Exercise directions ▸ Reproduce each line of the material exactly, minus any picture.

[Extracted data entries]
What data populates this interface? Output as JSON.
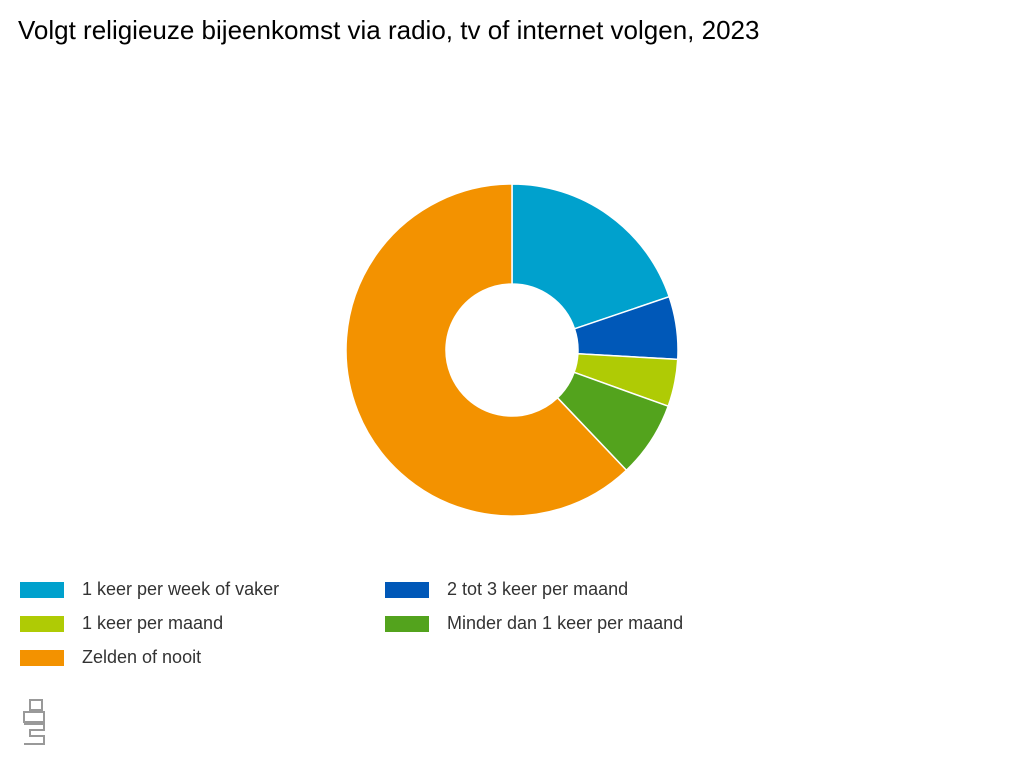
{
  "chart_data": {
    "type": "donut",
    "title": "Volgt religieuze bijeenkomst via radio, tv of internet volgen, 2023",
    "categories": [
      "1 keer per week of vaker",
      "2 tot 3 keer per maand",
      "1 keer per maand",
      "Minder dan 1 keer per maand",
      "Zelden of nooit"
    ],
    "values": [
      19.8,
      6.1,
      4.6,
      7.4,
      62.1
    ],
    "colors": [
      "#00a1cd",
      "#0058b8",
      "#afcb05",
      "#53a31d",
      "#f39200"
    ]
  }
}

Solution below ▸
What data populates this interface? Output as JSON.
{
  "chart_data": {
    "type": "donut",
    "title": "Volgt religieuze bijeenkomst via radio, tv of internet volgen, 2023",
    "categories": [
      "1 keer per week of vaker",
      "2 tot 3 keer per maand",
      "1 keer per maand",
      "Minder dan 1 keer per maand",
      "Zelden of nooit"
    ],
    "values": [
      19.8,
      6.1,
      4.6,
      7.4,
      62.1
    ],
    "colors": [
      "#00a1cd",
      "#0058b8",
      "#afcb05",
      "#53a31d",
      "#f39200"
    ]
  }
}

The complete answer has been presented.